### Input records
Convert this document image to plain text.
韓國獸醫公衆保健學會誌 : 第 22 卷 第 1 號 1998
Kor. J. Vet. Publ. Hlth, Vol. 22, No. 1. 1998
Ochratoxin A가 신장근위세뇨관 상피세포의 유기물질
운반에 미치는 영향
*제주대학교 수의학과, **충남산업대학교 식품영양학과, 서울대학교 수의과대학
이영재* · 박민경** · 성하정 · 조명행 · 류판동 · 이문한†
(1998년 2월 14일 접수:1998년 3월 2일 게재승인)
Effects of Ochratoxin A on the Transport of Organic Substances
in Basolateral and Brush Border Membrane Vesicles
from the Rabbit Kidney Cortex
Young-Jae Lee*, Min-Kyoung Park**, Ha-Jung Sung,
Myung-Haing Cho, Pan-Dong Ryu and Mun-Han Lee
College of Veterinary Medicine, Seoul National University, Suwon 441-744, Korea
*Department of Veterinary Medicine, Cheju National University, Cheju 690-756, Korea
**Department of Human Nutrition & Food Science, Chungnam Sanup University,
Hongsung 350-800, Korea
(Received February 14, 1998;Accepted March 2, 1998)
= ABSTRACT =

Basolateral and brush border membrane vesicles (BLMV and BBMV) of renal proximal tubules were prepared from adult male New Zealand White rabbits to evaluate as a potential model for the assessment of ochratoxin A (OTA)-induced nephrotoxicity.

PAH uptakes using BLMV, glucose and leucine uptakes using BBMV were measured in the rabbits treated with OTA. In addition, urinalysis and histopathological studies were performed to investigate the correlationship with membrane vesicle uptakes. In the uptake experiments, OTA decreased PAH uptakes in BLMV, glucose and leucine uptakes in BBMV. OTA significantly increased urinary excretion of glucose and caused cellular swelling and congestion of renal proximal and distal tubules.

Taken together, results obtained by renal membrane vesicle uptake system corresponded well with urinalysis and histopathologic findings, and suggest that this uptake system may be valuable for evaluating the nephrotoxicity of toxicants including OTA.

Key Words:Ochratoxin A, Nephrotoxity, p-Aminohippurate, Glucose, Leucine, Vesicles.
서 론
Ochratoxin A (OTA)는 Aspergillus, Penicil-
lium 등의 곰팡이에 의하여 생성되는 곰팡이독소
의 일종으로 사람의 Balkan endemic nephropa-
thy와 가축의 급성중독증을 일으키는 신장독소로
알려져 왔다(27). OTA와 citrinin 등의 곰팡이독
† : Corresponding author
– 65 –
######
#### Task directions
Gather and copy every line of the data in which the string "Medicine" is found.

#### Solution for this task
College of Veterinary Medicine, Seoul National University, Suwon 441-744, Korea
*Department of Veterinary Medicine, Cheju National University, Cheju 690-756, Korea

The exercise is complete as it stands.